▶ **Instruction**: Select every line of the data below that contains the string "labels", and copy each of those lines in full.

▶ **Given records**:

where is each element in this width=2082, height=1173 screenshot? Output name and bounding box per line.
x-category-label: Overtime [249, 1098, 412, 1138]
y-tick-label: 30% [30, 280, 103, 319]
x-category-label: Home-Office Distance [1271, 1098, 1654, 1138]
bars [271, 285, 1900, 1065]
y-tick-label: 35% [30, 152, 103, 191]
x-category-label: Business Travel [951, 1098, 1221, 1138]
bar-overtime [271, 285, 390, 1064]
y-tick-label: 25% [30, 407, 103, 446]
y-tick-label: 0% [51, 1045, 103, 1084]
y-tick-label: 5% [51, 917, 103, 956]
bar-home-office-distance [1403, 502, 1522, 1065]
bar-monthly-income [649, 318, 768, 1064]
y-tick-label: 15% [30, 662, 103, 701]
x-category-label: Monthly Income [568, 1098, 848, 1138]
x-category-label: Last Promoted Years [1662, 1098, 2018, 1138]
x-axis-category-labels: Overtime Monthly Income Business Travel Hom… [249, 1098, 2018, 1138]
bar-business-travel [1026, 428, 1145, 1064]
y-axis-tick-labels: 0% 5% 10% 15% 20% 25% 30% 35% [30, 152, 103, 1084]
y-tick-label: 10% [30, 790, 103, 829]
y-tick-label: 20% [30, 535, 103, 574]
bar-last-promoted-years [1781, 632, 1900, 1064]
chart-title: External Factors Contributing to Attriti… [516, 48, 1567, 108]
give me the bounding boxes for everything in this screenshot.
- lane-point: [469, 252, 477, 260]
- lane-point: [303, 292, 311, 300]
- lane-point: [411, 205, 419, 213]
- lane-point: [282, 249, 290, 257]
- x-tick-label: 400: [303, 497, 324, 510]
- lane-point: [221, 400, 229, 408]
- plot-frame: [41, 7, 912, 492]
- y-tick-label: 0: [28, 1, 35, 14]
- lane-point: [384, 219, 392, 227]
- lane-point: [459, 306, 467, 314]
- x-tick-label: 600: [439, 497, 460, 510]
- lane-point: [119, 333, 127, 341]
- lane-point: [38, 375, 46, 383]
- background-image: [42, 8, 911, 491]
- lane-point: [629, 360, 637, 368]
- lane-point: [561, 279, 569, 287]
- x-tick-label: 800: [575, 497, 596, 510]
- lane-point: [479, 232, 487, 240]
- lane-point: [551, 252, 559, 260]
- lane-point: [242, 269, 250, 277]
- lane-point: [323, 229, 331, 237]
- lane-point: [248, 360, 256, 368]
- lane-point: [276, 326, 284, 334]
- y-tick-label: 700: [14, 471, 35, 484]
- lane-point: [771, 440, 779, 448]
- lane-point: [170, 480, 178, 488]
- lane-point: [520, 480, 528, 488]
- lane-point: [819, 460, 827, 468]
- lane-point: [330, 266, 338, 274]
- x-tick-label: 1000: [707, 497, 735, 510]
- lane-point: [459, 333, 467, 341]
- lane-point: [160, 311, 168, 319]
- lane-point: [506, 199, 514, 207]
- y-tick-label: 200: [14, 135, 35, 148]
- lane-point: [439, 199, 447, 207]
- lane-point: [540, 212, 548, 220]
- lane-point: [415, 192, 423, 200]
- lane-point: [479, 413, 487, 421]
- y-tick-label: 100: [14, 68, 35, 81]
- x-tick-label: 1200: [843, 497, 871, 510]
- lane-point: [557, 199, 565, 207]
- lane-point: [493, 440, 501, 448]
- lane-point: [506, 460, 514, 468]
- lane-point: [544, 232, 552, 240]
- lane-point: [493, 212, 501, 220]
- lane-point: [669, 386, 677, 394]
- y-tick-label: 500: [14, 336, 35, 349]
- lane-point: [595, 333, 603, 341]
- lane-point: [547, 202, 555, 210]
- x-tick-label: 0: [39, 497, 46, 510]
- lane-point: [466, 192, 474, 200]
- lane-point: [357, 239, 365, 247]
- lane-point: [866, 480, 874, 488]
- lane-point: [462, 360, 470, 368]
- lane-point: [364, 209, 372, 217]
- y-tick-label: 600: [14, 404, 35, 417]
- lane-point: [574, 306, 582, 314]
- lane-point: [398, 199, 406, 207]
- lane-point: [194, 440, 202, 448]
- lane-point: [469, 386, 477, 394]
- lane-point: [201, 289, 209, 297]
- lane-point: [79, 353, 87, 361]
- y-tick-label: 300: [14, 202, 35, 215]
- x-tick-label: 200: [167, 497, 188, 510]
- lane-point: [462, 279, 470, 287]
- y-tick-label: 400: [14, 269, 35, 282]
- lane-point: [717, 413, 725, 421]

▶ **Full answer**:
x-axis-category-labels: Overtime Monthly Income Business Travel Hom… [249, 1098, 2018, 1138]
y-axis-tick-labels: 0% 5% 10% 15% 20% 25% 30% 35% [30, 152, 103, 1084]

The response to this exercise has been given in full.